-------- Supplied entries
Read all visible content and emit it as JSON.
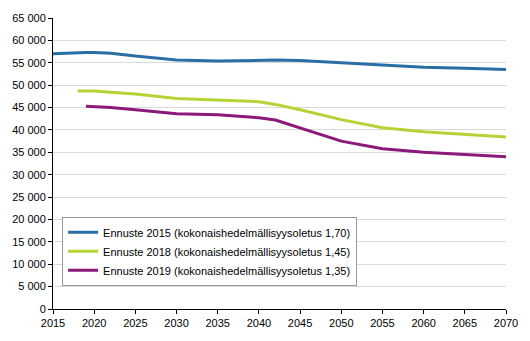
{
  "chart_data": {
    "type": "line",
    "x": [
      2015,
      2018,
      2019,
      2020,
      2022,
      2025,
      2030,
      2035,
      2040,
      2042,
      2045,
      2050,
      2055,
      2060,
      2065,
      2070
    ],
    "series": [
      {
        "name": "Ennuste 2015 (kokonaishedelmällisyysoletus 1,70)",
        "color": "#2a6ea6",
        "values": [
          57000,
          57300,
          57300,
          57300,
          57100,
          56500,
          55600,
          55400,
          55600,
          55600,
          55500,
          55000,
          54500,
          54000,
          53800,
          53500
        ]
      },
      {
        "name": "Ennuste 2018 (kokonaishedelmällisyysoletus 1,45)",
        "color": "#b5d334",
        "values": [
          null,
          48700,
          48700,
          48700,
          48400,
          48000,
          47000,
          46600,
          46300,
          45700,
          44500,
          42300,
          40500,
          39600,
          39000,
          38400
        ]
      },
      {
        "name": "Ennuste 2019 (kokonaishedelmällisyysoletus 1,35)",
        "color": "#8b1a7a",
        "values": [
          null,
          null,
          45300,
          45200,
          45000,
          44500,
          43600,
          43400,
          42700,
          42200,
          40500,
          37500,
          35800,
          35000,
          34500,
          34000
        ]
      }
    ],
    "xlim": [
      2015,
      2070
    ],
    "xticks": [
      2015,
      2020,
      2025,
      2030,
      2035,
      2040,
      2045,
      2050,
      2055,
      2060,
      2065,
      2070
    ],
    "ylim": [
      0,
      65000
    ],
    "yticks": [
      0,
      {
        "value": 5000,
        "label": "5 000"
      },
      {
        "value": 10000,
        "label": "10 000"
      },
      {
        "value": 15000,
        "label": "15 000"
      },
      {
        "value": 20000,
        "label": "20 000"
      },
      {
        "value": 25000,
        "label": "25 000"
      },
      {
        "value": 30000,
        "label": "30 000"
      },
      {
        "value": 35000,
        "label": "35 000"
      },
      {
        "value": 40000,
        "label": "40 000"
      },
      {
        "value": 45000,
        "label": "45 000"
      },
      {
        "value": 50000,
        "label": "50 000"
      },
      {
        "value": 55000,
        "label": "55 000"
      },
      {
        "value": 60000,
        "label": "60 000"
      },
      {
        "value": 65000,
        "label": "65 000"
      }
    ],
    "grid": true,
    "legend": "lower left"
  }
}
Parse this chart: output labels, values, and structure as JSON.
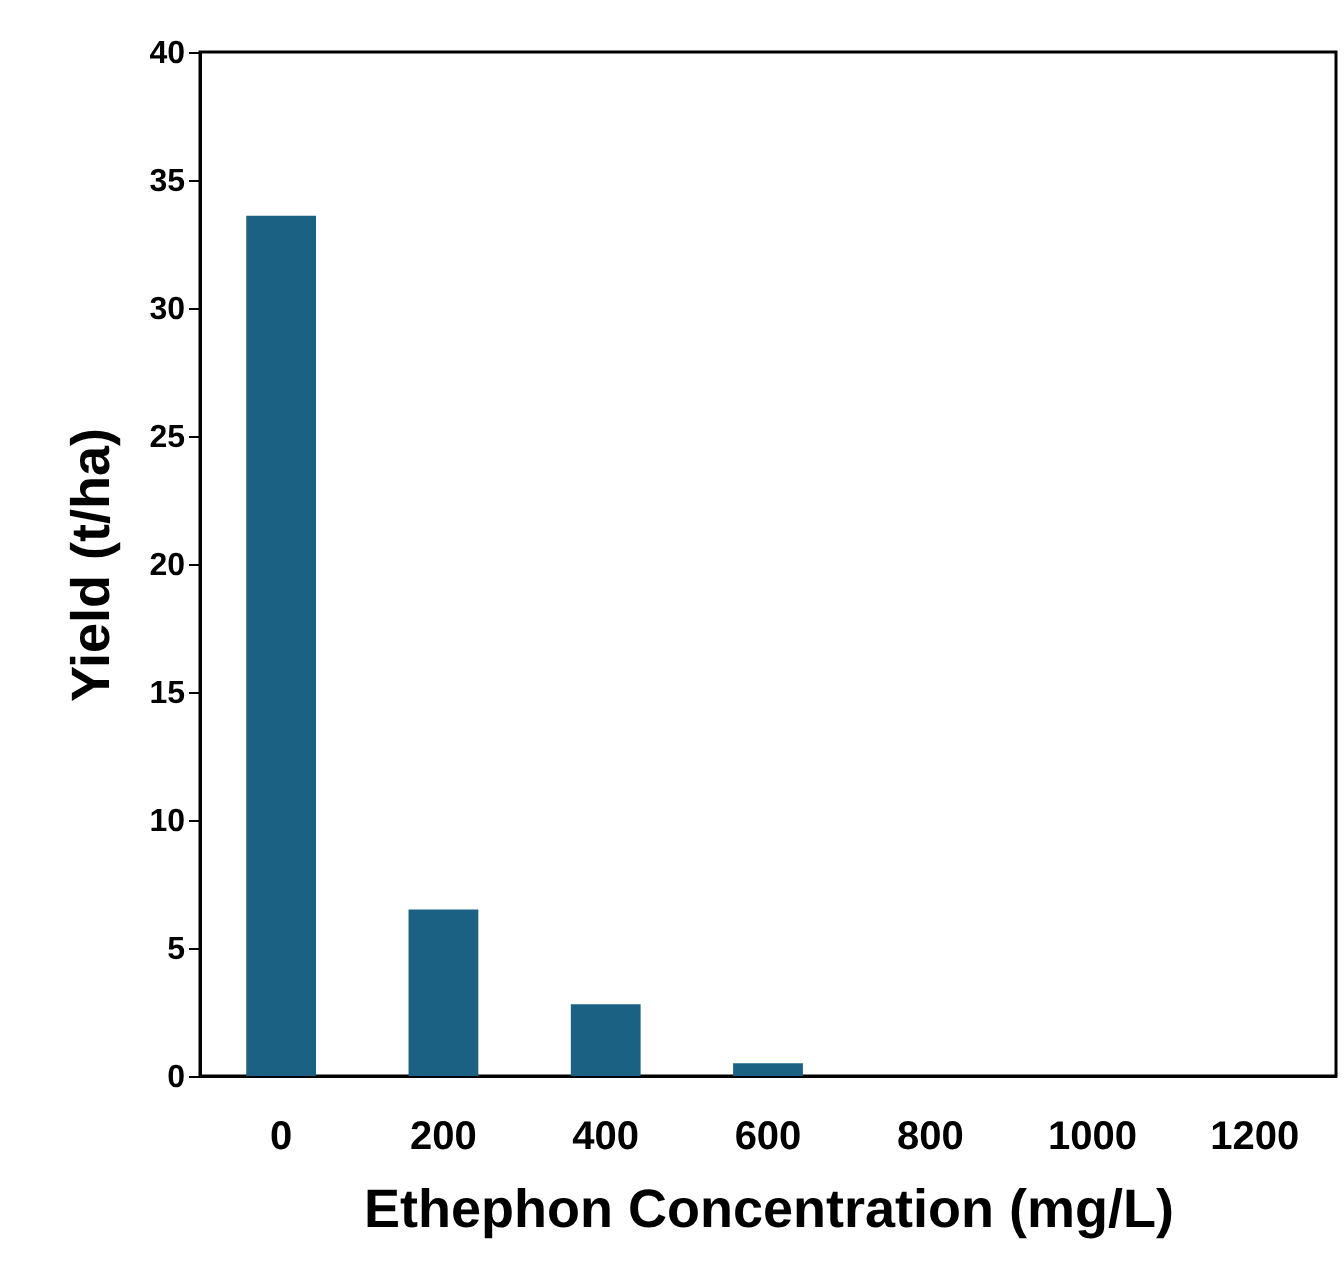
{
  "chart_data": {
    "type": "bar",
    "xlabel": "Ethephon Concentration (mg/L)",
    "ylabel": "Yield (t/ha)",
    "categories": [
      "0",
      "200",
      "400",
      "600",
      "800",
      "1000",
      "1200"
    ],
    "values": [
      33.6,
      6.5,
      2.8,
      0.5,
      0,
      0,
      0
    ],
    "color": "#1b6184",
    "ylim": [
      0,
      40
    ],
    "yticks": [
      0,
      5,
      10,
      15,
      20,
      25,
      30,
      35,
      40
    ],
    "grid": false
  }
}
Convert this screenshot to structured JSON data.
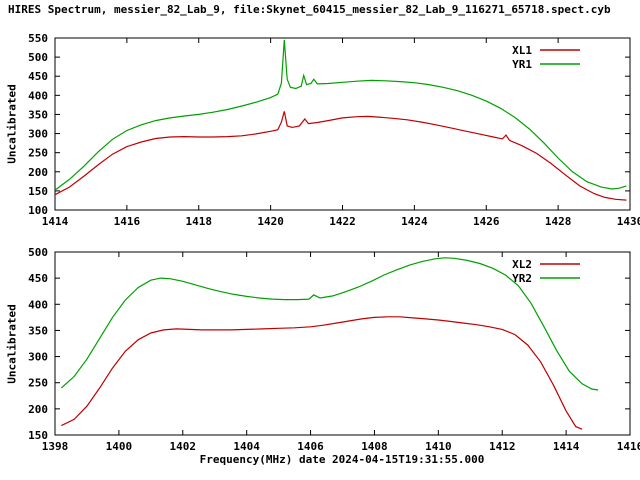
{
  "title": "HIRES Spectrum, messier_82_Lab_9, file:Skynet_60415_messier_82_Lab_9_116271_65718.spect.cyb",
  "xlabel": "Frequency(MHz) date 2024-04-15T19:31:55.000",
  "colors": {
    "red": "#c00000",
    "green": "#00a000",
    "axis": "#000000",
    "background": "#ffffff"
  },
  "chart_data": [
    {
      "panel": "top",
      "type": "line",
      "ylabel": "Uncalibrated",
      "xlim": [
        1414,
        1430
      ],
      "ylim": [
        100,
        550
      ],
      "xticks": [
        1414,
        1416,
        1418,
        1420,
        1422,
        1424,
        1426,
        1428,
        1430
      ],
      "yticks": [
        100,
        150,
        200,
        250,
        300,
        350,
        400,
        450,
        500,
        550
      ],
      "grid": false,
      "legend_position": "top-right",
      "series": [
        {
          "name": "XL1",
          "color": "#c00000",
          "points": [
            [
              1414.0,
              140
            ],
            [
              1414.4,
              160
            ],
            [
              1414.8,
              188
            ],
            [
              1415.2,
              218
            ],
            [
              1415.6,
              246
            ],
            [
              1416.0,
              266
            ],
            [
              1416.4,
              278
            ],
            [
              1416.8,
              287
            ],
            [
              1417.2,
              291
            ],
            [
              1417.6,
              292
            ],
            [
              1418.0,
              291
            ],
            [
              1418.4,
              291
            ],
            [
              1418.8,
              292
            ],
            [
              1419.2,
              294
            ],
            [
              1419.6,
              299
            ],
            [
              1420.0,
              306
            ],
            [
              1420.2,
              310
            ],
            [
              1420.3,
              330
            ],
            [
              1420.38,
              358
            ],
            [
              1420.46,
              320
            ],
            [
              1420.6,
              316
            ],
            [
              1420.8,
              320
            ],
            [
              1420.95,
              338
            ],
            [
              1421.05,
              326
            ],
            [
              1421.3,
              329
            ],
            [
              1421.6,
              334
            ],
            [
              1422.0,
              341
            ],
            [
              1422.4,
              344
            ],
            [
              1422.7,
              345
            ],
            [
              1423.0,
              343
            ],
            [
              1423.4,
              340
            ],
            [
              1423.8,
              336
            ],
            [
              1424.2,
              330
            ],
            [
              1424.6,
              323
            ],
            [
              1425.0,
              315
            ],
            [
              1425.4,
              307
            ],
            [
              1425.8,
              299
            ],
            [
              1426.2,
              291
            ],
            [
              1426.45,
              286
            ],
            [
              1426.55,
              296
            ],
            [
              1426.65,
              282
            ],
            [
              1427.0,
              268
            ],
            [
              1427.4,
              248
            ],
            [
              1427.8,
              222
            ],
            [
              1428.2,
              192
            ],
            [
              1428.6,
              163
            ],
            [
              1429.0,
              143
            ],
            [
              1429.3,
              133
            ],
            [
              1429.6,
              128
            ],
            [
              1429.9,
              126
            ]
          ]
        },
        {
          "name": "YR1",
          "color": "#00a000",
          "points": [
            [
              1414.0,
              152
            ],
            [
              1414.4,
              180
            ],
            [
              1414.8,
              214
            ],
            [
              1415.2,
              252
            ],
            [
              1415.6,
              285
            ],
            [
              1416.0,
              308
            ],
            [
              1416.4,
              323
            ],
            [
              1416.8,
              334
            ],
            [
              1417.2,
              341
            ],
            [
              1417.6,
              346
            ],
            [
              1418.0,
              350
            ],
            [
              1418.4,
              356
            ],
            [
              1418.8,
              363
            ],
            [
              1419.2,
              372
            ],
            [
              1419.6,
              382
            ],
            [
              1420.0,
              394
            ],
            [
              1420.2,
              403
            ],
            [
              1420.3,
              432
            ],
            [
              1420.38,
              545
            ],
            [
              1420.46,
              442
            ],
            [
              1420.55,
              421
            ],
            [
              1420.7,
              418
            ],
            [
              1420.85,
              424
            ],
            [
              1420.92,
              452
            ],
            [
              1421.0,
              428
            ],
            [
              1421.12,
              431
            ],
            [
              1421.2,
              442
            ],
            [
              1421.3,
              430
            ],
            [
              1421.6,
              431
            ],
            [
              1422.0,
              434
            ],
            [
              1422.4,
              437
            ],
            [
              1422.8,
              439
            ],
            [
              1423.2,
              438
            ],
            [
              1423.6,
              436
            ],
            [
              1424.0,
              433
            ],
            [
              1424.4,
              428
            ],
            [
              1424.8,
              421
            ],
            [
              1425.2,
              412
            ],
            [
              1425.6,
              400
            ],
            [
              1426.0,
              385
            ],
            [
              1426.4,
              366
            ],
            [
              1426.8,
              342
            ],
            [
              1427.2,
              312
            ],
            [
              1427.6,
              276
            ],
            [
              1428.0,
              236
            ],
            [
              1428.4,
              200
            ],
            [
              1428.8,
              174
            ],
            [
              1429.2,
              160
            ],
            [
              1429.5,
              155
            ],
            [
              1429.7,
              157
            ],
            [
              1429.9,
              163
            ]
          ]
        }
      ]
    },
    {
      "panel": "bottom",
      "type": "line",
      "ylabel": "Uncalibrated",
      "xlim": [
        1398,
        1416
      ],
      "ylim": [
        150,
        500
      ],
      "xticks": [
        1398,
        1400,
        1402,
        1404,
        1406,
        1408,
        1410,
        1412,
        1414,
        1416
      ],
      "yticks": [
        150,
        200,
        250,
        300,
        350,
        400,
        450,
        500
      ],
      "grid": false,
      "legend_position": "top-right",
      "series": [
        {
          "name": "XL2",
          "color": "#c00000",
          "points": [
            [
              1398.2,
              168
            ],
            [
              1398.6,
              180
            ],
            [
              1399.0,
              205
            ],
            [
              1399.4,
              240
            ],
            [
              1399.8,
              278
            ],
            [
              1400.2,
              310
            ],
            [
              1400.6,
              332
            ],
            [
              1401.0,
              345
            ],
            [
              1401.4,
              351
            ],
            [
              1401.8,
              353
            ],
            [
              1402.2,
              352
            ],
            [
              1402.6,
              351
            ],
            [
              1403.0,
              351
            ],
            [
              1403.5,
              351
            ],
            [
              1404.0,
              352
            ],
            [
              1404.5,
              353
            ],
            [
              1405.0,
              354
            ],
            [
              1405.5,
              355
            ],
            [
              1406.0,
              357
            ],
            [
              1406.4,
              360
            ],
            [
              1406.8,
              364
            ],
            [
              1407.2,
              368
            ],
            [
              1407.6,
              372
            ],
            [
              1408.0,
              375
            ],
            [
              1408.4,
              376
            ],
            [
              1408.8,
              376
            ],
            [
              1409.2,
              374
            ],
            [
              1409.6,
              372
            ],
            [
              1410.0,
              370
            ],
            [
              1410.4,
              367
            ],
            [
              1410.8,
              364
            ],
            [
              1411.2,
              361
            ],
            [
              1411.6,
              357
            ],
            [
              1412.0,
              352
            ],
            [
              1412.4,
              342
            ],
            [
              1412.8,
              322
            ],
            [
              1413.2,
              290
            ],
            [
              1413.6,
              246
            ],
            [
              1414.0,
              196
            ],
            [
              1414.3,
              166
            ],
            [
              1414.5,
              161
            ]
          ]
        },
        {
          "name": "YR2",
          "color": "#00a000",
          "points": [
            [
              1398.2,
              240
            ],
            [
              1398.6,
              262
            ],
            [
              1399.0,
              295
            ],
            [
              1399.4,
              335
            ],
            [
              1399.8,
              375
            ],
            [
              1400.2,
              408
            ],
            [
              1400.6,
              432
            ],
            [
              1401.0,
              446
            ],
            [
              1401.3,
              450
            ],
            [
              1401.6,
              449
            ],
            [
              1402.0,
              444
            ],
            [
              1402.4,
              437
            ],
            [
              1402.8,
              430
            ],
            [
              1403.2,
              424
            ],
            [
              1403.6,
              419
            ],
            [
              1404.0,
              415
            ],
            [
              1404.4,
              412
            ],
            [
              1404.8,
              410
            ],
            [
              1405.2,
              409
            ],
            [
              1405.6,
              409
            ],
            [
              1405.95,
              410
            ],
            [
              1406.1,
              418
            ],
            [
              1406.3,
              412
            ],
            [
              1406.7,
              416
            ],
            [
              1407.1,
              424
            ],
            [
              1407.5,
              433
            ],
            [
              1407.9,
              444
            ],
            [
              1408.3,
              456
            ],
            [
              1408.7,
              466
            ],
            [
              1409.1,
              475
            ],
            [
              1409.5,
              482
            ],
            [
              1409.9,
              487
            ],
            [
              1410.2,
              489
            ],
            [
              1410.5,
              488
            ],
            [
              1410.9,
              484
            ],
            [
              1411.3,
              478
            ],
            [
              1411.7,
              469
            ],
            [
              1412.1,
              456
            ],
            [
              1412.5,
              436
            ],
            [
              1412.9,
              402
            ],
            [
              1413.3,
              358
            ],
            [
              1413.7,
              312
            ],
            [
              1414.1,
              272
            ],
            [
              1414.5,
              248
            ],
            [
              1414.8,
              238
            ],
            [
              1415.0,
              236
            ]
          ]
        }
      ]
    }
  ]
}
----------------
• [Stated problem]: Identify the lines above that contain the word "kokonaishedelmällisyysoletus", then copy them.

• [Answer to this problem]:
        "name": "Ennuste 2015 (kokonaishedelmällisyysoletus 1,70)",
        "name": "Ennuste 2018 (kokonaishedelmällisyysoletus 1,45)",
        "name": "Ennuste 2019 (kokonaishedelmällisyysoletus 1,35)",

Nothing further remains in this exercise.